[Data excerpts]
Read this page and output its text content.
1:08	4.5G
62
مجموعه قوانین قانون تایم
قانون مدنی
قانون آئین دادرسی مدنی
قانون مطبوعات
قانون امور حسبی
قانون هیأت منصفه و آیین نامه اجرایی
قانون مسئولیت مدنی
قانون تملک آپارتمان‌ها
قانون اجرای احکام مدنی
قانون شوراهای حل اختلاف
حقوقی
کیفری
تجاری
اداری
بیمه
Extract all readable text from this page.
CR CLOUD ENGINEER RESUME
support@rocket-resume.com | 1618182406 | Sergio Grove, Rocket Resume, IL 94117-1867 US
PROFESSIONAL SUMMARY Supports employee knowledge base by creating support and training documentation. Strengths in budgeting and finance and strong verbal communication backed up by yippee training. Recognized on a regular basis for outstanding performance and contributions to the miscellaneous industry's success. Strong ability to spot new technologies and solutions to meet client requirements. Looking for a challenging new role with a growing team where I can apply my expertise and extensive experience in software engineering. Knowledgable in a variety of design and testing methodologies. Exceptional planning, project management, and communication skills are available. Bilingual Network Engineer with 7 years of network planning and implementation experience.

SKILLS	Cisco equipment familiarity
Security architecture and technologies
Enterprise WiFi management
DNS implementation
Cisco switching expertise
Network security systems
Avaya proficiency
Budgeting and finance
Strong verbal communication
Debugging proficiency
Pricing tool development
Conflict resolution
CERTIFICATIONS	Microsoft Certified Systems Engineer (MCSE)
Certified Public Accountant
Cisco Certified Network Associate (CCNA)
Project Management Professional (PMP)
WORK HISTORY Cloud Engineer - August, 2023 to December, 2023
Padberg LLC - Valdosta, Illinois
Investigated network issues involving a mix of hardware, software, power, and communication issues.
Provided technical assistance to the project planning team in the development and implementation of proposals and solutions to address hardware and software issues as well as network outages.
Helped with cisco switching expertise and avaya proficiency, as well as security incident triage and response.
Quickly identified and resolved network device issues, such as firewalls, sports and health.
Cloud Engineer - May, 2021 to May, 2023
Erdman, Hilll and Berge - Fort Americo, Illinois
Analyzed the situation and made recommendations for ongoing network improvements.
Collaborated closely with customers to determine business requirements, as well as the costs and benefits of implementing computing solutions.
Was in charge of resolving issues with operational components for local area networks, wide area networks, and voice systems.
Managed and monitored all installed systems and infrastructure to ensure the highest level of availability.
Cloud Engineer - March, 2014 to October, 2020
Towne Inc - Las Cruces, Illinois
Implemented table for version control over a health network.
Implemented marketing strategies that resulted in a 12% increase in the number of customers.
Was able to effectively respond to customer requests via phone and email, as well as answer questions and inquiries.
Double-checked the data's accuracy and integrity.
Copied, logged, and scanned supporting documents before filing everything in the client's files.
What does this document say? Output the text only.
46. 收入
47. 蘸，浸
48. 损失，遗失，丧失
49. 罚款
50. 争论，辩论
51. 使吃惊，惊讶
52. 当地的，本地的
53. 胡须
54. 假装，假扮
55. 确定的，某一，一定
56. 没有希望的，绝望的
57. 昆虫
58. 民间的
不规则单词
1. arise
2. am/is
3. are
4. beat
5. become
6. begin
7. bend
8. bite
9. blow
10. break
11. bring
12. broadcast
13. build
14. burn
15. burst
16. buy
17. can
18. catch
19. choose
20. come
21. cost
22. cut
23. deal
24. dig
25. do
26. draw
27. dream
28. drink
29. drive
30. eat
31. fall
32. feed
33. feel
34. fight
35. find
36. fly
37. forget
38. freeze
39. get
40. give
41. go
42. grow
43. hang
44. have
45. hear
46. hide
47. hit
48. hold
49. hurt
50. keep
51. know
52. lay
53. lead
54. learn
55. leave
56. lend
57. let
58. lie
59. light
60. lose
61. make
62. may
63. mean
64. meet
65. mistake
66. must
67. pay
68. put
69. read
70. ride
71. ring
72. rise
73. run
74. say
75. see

What is expected = Find all lines holding the string "customers" and copy them.

Full solution =
Collaborated closely with customers to determine business requirements, as well as the costs and benefits of implementing computing solutions.
Implemented marketing strategies that resulted in a 12% increase in the number of customers.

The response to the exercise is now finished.